**SHORT PROBLEM:**
Keep only the lines of the data below that contain "text", and copy them.

::: INPUT FOR THIS TASK :::

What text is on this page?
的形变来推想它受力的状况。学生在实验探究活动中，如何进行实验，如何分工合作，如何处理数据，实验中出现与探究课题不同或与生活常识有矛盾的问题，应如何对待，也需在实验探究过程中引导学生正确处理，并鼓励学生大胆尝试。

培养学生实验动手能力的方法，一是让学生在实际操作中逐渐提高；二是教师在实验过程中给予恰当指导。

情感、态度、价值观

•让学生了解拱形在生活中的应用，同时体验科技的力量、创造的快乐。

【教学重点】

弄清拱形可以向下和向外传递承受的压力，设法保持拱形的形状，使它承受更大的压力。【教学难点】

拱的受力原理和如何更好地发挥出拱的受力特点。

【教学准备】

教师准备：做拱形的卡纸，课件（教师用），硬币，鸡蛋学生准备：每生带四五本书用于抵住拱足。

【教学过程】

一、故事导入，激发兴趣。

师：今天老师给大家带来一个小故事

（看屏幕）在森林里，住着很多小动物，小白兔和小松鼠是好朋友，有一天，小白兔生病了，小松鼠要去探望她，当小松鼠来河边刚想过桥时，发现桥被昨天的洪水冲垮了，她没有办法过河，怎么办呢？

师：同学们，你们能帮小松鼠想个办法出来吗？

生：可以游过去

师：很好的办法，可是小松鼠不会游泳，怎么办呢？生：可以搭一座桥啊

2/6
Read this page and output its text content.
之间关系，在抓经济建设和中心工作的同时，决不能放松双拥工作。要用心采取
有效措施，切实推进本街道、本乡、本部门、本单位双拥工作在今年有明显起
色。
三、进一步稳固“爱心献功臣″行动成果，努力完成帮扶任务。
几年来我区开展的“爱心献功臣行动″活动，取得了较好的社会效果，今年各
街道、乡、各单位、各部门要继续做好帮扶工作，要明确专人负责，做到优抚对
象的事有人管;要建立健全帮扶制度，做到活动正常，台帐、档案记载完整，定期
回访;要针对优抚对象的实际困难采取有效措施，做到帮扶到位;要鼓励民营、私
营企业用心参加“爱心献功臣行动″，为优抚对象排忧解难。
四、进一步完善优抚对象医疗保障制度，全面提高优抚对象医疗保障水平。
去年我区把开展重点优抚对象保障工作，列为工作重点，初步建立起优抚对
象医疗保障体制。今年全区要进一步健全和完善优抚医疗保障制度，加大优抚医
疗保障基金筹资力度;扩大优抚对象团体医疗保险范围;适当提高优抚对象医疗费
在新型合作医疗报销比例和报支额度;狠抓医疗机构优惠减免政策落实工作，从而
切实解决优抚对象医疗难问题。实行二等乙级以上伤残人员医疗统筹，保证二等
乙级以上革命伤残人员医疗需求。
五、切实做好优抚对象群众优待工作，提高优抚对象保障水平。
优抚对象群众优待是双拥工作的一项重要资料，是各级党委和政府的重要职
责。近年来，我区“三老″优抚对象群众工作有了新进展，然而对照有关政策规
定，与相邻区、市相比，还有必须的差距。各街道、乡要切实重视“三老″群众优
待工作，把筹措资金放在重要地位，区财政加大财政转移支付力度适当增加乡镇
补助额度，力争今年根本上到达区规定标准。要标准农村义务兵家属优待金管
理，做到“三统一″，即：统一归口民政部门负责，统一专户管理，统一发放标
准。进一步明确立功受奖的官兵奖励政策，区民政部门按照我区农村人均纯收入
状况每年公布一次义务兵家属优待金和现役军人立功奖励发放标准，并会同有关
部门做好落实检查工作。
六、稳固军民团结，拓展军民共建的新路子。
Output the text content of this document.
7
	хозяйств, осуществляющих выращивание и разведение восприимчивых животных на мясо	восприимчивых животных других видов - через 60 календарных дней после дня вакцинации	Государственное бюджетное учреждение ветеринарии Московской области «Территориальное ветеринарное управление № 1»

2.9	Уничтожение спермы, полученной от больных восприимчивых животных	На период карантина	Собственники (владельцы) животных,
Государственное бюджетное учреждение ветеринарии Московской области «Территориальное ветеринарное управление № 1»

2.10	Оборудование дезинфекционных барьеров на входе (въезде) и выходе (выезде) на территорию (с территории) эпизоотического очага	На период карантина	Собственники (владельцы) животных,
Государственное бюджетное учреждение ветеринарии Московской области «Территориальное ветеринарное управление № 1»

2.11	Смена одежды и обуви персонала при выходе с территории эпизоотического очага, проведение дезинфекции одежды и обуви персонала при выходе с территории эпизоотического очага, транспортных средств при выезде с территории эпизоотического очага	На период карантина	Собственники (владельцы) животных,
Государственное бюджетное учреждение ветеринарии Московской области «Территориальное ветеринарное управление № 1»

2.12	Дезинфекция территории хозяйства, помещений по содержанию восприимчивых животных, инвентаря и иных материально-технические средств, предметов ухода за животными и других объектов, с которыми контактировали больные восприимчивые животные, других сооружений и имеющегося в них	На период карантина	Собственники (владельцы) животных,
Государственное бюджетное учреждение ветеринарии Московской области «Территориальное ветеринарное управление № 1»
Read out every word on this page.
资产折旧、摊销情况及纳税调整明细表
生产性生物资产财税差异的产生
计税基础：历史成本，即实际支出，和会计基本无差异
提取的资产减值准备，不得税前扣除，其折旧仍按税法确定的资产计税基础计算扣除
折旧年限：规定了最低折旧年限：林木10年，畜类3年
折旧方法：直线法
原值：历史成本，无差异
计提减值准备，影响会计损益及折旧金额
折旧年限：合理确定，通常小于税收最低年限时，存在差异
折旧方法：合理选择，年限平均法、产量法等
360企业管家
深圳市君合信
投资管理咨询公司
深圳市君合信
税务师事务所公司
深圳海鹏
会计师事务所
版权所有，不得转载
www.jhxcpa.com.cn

:::

**RESULT OF THE TASK:**
What text is on this page?
Read this page and output its text content.
Output the text content of this document.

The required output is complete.